[Stored data]
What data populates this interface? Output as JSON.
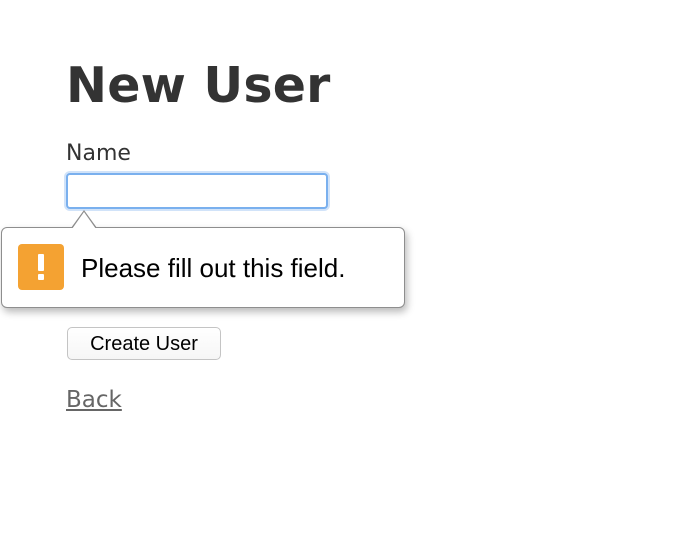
{
  "page": {
    "title": "New User"
  },
  "form": {
    "name_label": "Name",
    "name_value": "",
    "submit_label": "Create User"
  },
  "validation": {
    "message": "Please fill out this field.",
    "icon": "warning-icon",
    "icon_color": "#f4a232"
  },
  "nav": {
    "back_label": "Back"
  },
  "colors": {
    "text": "#333333",
    "focus_ring": "#7ab0ee",
    "link": "#666666"
  }
}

◆ Required task: Set down the lines of the records above exactly, apart from the pictures.

◆ Answer to this problem:
What data populates this interface? Output as JSON.
{
  "page": {
    "title": "New User"
  },
  "form": {
    "name_label": "Name",
    "name_value": "",
    "submit_label": "Create User"
  },
  "validation": {
    "message": "Please fill out this field.",
    "icon": "warning-icon",
    "icon_color": "#f4a232"
  },
  "nav": {
    "back_label": "Back"
  },
  "colors": {
    "text": "#333333",
    "focus_ring": "#7ab0ee",
    "link": "#666666"
  }
}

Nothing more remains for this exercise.